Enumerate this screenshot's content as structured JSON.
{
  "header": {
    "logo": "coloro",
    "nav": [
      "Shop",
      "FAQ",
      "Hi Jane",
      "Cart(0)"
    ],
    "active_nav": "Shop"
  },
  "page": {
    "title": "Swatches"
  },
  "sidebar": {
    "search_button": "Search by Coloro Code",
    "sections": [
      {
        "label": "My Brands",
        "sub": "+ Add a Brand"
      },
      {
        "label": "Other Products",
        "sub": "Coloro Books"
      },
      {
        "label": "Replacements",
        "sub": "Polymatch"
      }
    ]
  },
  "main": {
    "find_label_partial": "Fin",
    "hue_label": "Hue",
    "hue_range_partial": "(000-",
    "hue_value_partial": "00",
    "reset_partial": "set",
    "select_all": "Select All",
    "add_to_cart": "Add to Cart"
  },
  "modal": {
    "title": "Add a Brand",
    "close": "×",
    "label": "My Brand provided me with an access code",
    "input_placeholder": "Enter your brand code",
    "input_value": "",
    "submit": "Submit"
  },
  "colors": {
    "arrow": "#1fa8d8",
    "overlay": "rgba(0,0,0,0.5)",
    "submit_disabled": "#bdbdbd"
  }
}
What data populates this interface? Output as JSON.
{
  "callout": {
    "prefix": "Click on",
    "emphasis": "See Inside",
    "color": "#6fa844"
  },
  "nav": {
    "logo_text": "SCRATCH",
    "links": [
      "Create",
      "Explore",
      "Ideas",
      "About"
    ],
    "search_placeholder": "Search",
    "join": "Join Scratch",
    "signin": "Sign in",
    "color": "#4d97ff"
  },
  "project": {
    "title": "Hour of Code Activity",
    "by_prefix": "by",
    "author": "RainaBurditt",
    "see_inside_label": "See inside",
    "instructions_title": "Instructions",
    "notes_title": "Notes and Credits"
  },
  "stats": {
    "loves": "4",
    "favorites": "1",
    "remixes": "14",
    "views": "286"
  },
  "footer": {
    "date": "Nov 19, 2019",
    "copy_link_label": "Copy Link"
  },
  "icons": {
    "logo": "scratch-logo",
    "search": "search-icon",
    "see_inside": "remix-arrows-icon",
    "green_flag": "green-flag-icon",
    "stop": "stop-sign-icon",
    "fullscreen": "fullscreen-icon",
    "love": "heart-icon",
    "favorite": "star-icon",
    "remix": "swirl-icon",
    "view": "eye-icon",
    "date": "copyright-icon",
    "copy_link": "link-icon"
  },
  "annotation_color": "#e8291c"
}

☆ ☆ ☆ ☆

■ **Your objective**
Reproduce the entries above exactly.

■ **Complete response**
Enumerate this screenshot's content as structured JSON.
{
  "header": {
    "logo": "coloro",
    "nav": [
      "Shop",
      "FAQ",
      "Hi Jane",
      "Cart(0)"
    ],
    "active_nav": "Shop"
  },
  "page": {
    "title": "Swatches"
  },
  "sidebar": {
    "search_button": "Search by Coloro Code",
    "sections": [
      {
        "label": "My Brands",
        "sub": "+ Add a Brand"
      },
      {
        "label": "Other Products",
        "sub": "Coloro Books"
      },
      {
        "label": "Replacements",
        "sub": "Polymatch"
      }
    ]
  },
  "main": {
    "find_label_partial": "Fin",
    "hue_label": "Hue",
    "hue_range_partial": "(000-",
    "hue_value_partial": "00",
    "reset_partial": "set",
    "select_all": "Select All",
    "add_to_cart": "Add to Cart"
  },
  "modal": {
    "title": "Add a Brand",
    "close": "×",
    "label": "My Brand provided me with an access code",
    "input_placeholder": "Enter your brand code",
    "input_value": "",
    "submit": "Submit"
  },
  "colors": {
    "arrow": "#1fa8d8",
    "overlay": "rgba(0,0,0,0.5)",
    "submit_disabled": "#bdbdbd"
  }
}
What data populates this interface? Output as JSON.
{
  "callout": {
    "prefix": "Click on",
    "emphasis": "See Inside",
    "color": "#6fa844"
  },
  "nav": {
    "logo_text": "SCRATCH",
    "links": [
      "Create",
      "Explore",
      "Ideas",
      "About"
    ],
    "search_placeholder": "Search",
    "join": "Join Scratch",
    "signin": "Sign in",
    "color": "#4d97ff"
  },
  "project": {
    "title": "Hour of Code Activity",
    "by_prefix": "by",
    "author": "RainaBurditt",
    "see_inside_label": "See inside",
    "instructions_title": "Instructions",
    "notes_title": "Notes and Credits"
  },
  "stats": {
    "loves": "4",
    "favorites": "1",
    "remixes": "14",
    "views": "286"
  },
  "footer": {
    "date": "Nov 19, 2019",
    "copy_link_label": "Copy Link"
  },
  "icons": {
    "logo": "scratch-logo",
    "search": "search-icon",
    "see_inside": "remix-arrows-icon",
    "green_flag": "green-flag-icon",
    "stop": "stop-sign-icon",
    "fullscreen": "fullscreen-icon",
    "love": "heart-icon",
    "favorite": "star-icon",
    "remix": "swirl-icon",
    "view": "eye-icon",
    "date": "copyright-icon",
    "copy_link": "link-icon"
  },
  "annotation_color": "#e8291c"
}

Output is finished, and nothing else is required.